>> begin Input data

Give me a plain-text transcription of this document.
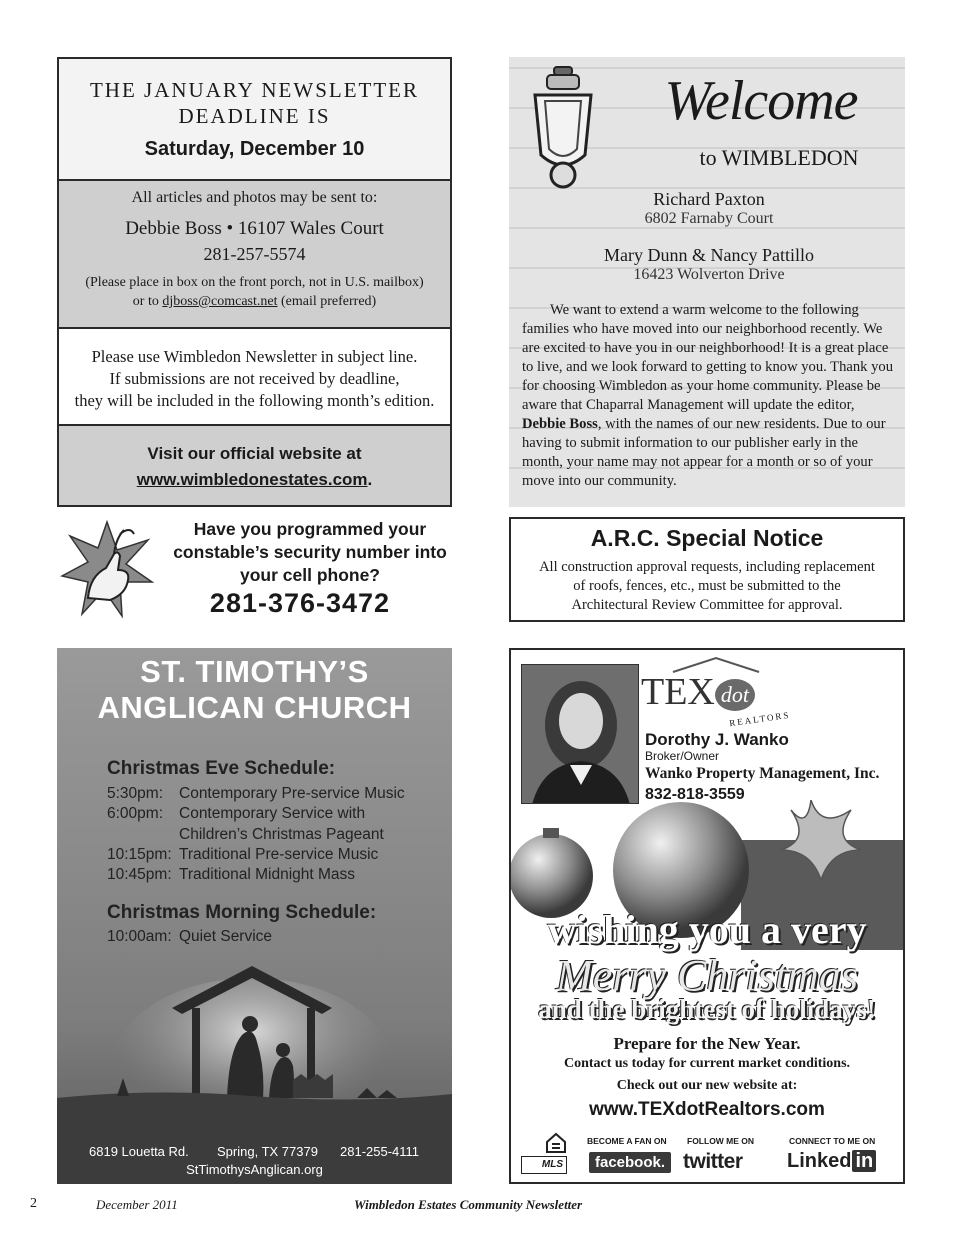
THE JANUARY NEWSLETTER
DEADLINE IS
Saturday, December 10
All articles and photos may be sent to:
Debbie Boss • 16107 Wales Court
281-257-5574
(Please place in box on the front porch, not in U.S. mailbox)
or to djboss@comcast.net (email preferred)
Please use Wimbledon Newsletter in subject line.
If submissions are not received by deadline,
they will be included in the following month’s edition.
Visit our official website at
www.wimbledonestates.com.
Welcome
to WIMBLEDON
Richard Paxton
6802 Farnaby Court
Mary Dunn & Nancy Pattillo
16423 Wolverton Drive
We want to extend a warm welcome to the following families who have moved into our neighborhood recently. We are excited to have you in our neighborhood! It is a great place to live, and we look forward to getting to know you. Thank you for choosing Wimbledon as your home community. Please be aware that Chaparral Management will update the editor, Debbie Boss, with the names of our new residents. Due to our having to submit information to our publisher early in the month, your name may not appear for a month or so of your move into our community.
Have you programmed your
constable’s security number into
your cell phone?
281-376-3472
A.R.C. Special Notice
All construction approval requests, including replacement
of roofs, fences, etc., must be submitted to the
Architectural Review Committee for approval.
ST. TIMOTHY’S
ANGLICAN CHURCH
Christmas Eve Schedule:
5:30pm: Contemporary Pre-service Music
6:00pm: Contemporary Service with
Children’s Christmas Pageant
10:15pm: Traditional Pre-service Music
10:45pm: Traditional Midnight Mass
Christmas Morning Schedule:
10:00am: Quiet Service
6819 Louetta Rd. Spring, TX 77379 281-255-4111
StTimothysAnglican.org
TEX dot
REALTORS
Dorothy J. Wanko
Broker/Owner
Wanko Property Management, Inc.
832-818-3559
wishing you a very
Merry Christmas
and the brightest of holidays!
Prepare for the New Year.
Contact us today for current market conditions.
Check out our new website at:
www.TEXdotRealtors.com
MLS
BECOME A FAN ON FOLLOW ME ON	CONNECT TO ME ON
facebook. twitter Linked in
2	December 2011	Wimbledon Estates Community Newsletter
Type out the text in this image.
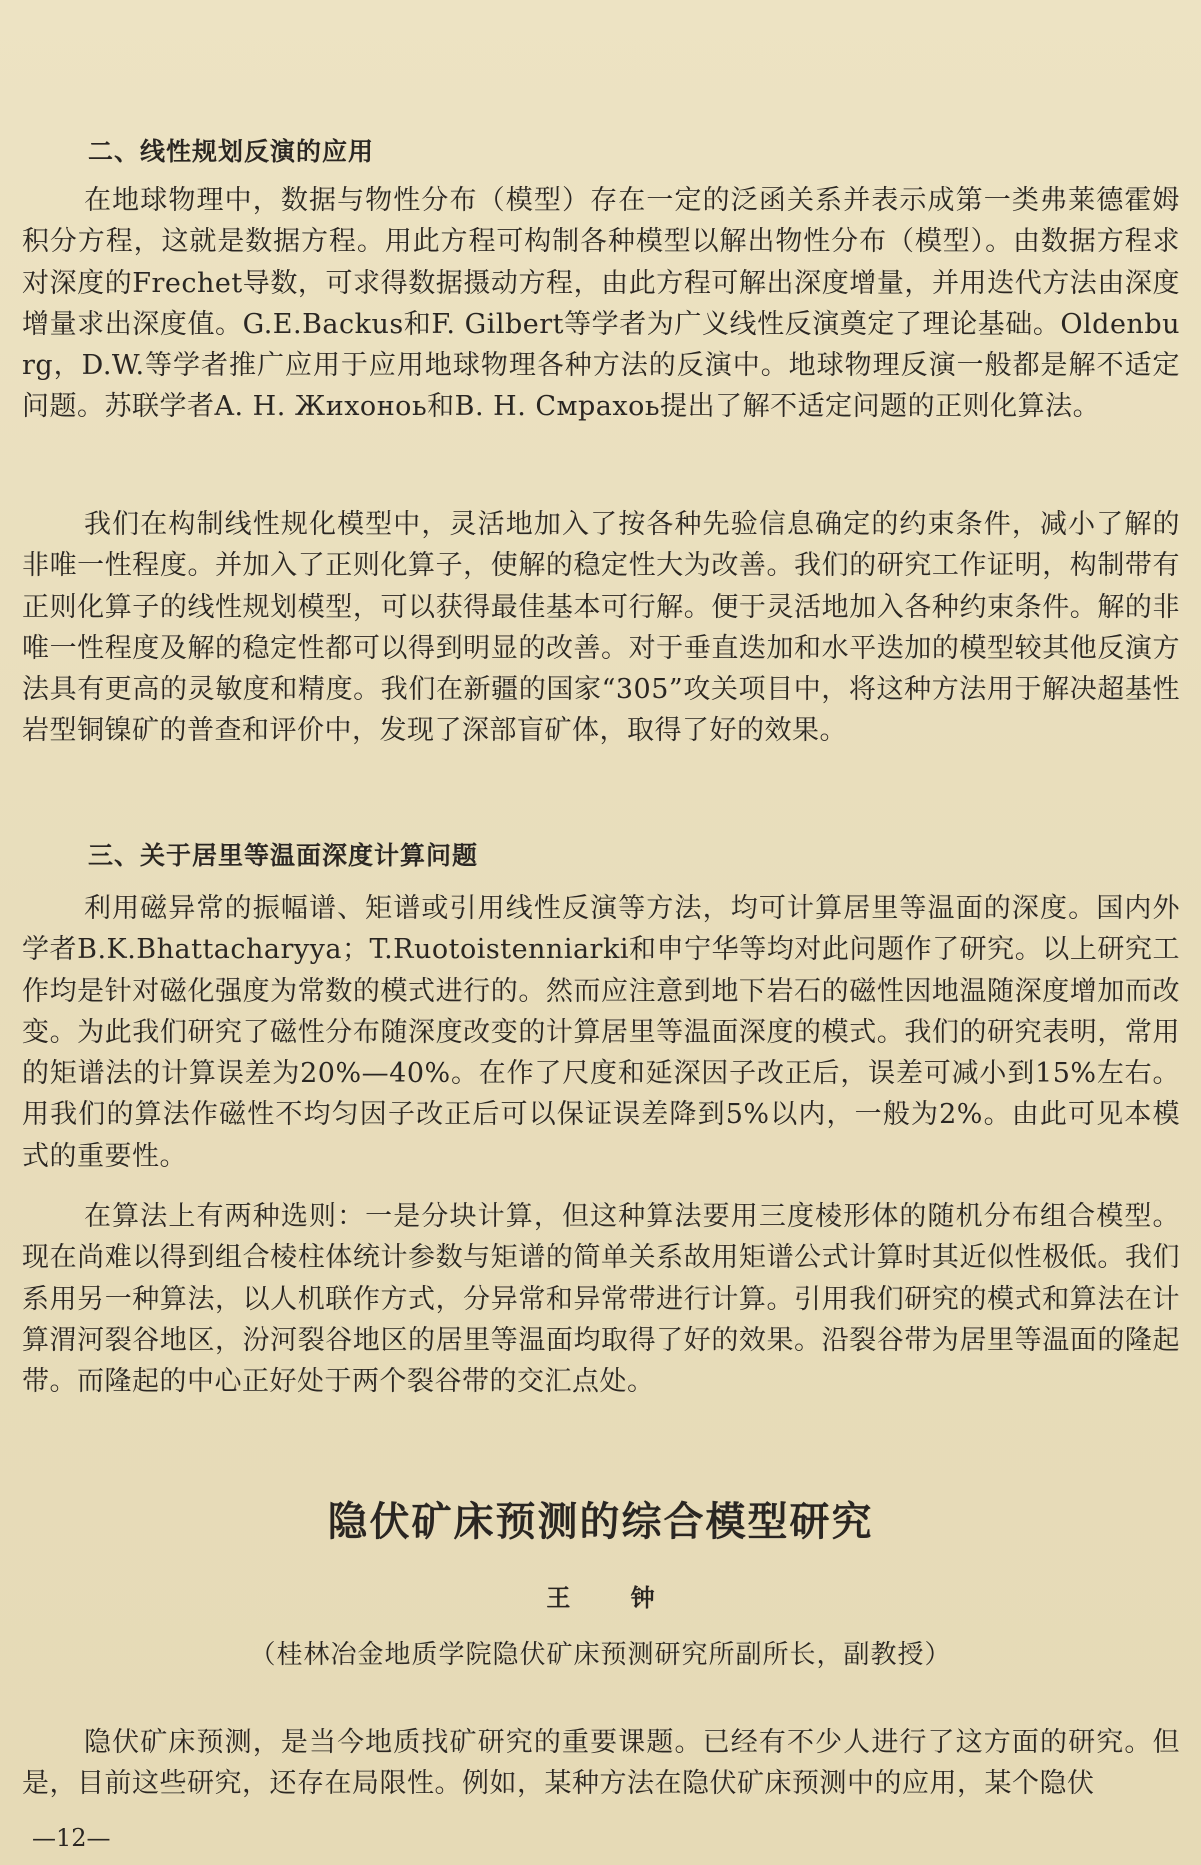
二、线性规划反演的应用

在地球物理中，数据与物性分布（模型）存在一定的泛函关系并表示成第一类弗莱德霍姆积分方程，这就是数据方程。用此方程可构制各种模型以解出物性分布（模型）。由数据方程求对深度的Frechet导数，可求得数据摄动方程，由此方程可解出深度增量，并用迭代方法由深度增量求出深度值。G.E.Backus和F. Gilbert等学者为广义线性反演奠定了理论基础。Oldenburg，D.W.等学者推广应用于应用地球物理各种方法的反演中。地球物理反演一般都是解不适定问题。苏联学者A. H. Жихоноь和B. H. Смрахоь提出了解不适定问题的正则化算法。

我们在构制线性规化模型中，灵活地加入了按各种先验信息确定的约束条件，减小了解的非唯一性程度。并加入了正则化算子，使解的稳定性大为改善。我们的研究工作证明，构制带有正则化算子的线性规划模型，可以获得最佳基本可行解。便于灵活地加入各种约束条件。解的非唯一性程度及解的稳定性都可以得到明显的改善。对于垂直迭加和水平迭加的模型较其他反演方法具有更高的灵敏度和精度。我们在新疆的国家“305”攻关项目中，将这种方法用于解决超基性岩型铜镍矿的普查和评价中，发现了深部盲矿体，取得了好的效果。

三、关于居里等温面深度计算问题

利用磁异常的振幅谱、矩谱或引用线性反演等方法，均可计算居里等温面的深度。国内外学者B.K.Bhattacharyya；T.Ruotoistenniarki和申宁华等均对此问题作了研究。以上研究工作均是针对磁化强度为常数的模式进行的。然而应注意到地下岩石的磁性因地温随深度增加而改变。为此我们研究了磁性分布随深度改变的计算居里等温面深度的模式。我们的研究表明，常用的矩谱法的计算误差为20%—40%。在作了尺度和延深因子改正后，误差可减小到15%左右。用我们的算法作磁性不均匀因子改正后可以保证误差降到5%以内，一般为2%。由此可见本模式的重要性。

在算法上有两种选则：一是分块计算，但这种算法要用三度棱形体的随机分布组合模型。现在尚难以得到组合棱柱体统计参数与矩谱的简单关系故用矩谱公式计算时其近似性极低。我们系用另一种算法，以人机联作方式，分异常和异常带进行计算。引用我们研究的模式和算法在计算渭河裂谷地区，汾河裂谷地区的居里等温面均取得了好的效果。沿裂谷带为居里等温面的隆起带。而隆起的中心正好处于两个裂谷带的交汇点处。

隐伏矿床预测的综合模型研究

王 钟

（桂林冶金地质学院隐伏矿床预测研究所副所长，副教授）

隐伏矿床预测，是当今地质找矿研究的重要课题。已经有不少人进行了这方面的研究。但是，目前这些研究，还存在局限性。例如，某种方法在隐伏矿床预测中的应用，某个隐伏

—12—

>> end Input data

## Exercise goal
Give back, word for word, every line from the one holding "Type out the text in this image." through the last line of the listing. Pictures are excluded.

## The reply
Type out the text in this image.
二、线性规划反演的应用

在地球物理中，数据与物性分布（模型）存在一定的泛函关系并表示成第一类弗莱德霍姆积分方程，这就是数据方程。用此方程可构制各种模型以解出物性分布（模型）。由数据方程求对深度的Frechet导数，可求得数据摄动方程，由此方程可解出深度增量，并用迭代方法由深度增量求出深度值。G.E.Backus和F. Gilbert等学者为广义线性反演奠定了理论基础。Oldenburg，D.W.等学者推广应用于应用地球物理各种方法的反演中。地球物理反演一般都是解不适定问题。苏联学者A. H. Жихоноь和B. H. Смрахоь提出了解不适定问题的正则化算法。

我们在构制线性规化模型中，灵活地加入了按各种先验信息确定的约束条件，减小了解的非唯一性程度。并加入了正则化算子，使解的稳定性大为改善。我们的研究工作证明，构制带有正则化算子的线性规划模型，可以获得最佳基本可行解。便于灵活地加入各种约束条件。解的非唯一性程度及解的稳定性都可以得到明显的改善。对于垂直迭加和水平迭加的模型较其他反演方法具有更高的灵敏度和精度。我们在新疆的国家“305”攻关项目中，将这种方法用于解决超基性岩型铜镍矿的普查和评价中，发现了深部盲矿体，取得了好的效果。

三、关于居里等温面深度计算问题

利用磁异常的振幅谱、矩谱或引用线性反演等方法，均可计算居里等温面的深度。国内外学者B.K.Bhattacharyya；T.Ruotoistenniarki和申宁华等均对此问题作了研究。以上研究工作均是针对磁化强度为常数的模式进行的。然而应注意到地下岩石的磁性因地温随深度增加而改变。为此我们研究了磁性分布随深度改变的计算居里等温面深度的模式。我们的研究表明，常用的矩谱法的计算误差为20%—40%。在作了尺度和延深因子改正后，误差可减小到15%左右。用我们的算法作磁性不均匀因子改正后可以保证误差降到5%以内，一般为2%。由此可见本模式的重要性。

在算法上有两种选则：一是分块计算，但这种算法要用三度棱形体的随机分布组合模型。现在尚难以得到组合棱柱体统计参数与矩谱的简单关系故用矩谱公式计算时其近似性极低。我们系用另一种算法，以人机联作方式，分异常和异常带进行计算。引用我们研究的模式和算法在计算渭河裂谷地区，汾河裂谷地区的居里等温面均取得了好的效果。沿裂谷带为居里等温面的隆起带。而隆起的中心正好处于两个裂谷带的交汇点处。

隐伏矿床预测的综合模型研究

王 钟

（桂林冶金地质学院隐伏矿床预测研究所副所长，副教授）

隐伏矿床预测，是当今地质找矿研究的重要课题。已经有不少人进行了这方面的研究。但是，目前这些研究，还存在局限性。例如，某种方法在隐伏矿床预测中的应用，某个隐伏

—12—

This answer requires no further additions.